**Source material**
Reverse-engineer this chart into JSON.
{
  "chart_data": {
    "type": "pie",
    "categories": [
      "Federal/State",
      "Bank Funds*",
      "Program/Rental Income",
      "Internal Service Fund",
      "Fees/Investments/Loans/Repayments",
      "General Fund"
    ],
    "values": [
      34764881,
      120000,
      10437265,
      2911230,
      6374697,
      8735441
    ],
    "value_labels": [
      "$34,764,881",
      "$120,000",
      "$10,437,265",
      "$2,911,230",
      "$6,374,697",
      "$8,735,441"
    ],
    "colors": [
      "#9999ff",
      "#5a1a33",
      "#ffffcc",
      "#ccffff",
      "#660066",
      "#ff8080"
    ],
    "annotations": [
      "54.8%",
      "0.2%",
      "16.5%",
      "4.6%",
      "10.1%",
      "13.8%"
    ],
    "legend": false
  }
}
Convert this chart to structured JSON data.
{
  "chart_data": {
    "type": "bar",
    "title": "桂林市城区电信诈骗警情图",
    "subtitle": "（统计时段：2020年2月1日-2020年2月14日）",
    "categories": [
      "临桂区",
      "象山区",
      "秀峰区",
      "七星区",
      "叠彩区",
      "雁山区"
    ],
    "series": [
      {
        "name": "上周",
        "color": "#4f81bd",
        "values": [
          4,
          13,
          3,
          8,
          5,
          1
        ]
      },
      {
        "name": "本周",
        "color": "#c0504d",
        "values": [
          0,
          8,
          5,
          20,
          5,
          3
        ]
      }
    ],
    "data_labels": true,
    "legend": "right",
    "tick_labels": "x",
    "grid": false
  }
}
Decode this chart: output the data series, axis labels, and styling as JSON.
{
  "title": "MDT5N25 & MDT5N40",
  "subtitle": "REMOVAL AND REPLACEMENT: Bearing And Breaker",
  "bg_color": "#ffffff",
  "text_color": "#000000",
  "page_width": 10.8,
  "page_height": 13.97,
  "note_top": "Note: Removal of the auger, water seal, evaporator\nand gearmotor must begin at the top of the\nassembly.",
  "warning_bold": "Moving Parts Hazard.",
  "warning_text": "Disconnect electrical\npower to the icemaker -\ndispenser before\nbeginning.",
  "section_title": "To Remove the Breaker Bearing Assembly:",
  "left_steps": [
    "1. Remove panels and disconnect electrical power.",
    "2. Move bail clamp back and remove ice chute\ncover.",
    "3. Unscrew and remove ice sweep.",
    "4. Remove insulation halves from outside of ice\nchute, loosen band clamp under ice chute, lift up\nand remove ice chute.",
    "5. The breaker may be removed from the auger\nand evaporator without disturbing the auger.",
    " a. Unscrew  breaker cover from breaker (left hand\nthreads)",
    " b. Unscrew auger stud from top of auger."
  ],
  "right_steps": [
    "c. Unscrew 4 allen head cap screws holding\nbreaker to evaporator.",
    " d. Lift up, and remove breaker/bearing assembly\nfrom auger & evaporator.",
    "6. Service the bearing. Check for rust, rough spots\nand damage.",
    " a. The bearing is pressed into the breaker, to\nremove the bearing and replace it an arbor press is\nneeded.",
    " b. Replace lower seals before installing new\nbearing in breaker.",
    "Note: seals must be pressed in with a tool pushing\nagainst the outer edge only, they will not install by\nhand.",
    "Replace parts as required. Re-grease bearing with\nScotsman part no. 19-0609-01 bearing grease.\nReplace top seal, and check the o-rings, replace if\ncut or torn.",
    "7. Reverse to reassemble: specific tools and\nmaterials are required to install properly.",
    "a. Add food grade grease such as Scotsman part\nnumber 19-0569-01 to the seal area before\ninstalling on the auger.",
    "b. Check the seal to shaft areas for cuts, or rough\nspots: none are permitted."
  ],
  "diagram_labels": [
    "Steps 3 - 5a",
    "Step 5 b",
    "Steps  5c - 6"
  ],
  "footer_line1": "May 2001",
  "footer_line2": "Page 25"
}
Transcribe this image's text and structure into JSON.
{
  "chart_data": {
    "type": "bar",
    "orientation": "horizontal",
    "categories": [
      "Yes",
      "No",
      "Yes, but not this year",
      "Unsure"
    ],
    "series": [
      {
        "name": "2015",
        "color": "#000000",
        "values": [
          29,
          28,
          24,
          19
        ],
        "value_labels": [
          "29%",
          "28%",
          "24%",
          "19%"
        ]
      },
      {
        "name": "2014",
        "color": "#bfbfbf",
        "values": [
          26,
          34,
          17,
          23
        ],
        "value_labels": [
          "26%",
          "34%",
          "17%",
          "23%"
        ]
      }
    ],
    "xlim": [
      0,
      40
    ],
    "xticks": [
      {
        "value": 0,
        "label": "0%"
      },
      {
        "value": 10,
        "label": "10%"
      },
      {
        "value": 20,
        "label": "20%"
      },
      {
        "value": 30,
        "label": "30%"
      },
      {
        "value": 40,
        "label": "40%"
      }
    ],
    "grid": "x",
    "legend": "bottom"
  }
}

**Task prompt**
Copy out all of the records above with nothing altered.

**Output for this exercise**
Reverse-engineer this chart into JSON.
{
  "chart_data": {
    "type": "pie",
    "categories": [
      "Federal/State",
      "Bank Funds*",
      "Program/Rental Income",
      "Internal Service Fund",
      "Fees/Investments/Loans/Repayments",
      "General Fund"
    ],
    "values": [
      34764881,
      120000,
      10437265,
      2911230,
      6374697,
      8735441
    ],
    "value_labels": [
      "$34,764,881",
      "$120,000",
      "$10,437,265",
      "$2,911,230",
      "$6,374,697",
      "$8,735,441"
    ],
    "colors": [
      "#9999ff",
      "#5a1a33",
      "#ffffcc",
      "#ccffff",
      "#660066",
      "#ff8080"
    ],
    "annotations": [
      "54.8%",
      "0.2%",
      "16.5%",
      "4.6%",
      "10.1%",
      "13.8%"
    ],
    "legend": false
  }
}
Convert this chart to structured JSON data.
{
  "chart_data": {
    "type": "bar",
    "title": "桂林市城区电信诈骗警情图",
    "subtitle": "（统计时段：2020年2月1日-2020年2月14日）",
    "categories": [
      "临桂区",
      "象山区",
      "秀峰区",
      "七星区",
      "叠彩区",
      "雁山区"
    ],
    "series": [
      {
        "name": "上周",
        "color": "#4f81bd",
        "values": [
          4,
          13,
          3,
          8,
          5,
          1
        ]
      },
      {
        "name": "本周",
        "color": "#c0504d",
        "values": [
          0,
          8,
          5,
          20,
          5,
          3
        ]
      }
    ],
    "data_labels": true,
    "legend": "right",
    "tick_labels": "x",
    "grid": false
  }
}
Decode this chart: output the data series, axis labels, and styling as JSON.
{
  "title": "MDT5N25 & MDT5N40",
  "subtitle": "REMOVAL AND REPLACEMENT: Bearing And Breaker",
  "bg_color": "#ffffff",
  "text_color": "#000000",
  "page_width": 10.8,
  "page_height": 13.97,
  "note_top": "Note: Removal of the auger, water seal, evaporator\nand gearmotor must begin at the top of the\nassembly.",
  "warning_bold": "Moving Parts Hazard.",
  "warning_text": "Disconnect electrical\npower to the icemaker -\ndispenser before\nbeginning.",
  "section_title": "To Remove the Breaker Bearing Assembly:",
  "left_steps": [
    "1. Remove panels and disconnect electrical power.",
    "2. Move bail clamp back and remove ice chute\ncover.",
    "3. Unscrew and remove ice sweep.",
    "4. Remove insulation halves from outside of ice\nchute, loosen band clamp under ice chute, lift up\nand remove ice chute.",
    "5. The breaker may be removed from the auger\nand evaporator without disturbing the auger.",
    " a. Unscrew  breaker cover from breaker (left hand\nthreads)",
    " b. Unscrew auger stud from top of auger."
  ],
  "right_steps": [
    "c. Unscrew 4 allen head cap screws holding\nbreaker to evaporator.",
    " d. Lift up, and remove breaker/bearing assembly\nfrom auger & evaporator.",
    "6. Service the bearing. Check for rust, rough spots\nand damage.",
    " a. The bearing is pressed into the breaker, to\nremove the bearing and replace it an arbor press is\nneeded.",
    " b. Replace lower seals before installing new\nbearing in breaker.",
    "Note: seals must be pressed in with a tool pushing\nagainst the outer edge only, they will not install by\nhand.",
    "Replace parts as required. Re-grease bearing with\nScotsman part no. 19-0609-01 bearing grease.\nReplace top seal, and check the o-rings, replace if\ncut or torn.",
    "7. Reverse to reassemble: specific tools and\nmaterials are required to install properly.",
    "a. Add food grade grease such as Scotsman part\nnumber 19-0569-01 to the seal area before\ninstalling on the auger.",
    "b. Check the seal to shaft areas for cuts, or rough\nspots: none are permitted."
  ],
  "diagram_labels": [
    "Steps 3 - 5a",
    "Step 5 b",
    "Steps  5c - 6"
  ],
  "footer_line1": "May 2001",
  "footer_line2": "Page 25"
}
Transcribe this image's text and structure into JSON.
{
  "chart_data": {
    "type": "bar",
    "orientation": "horizontal",
    "categories": [
      "Yes",
      "No",
      "Yes, but not this year",
      "Unsure"
    ],
    "series": [
      {
        "name": "2015",
        "color": "#000000",
        "values": [
          29,
          28,
          24,
          19
        ],
        "value_labels": [
          "29%",
          "28%",
          "24%",
          "19%"
        ]
      },
      {
        "name": "2014",
        "color": "#bfbfbf",
        "values": [
          26,
          34,
          17,
          23
        ],
        "value_labels": [
          "26%",
          "34%",
          "17%",
          "23%"
        ]
      }
    ],
    "xlim": [
      0,
      40
    ],
    "xticks": [
      {
        "value": 0,
        "label": "0%"
      },
      {
        "value": 10,
        "label": "10%"
      },
      {
        "value": 20,
        "label": "20%"
      },
      {
        "value": 30,
        "label": "30%"
      },
      {
        "value": 40,
        "label": "40%"
      }
    ],
    "grid": "x",
    "legend": "bottom"
  }
}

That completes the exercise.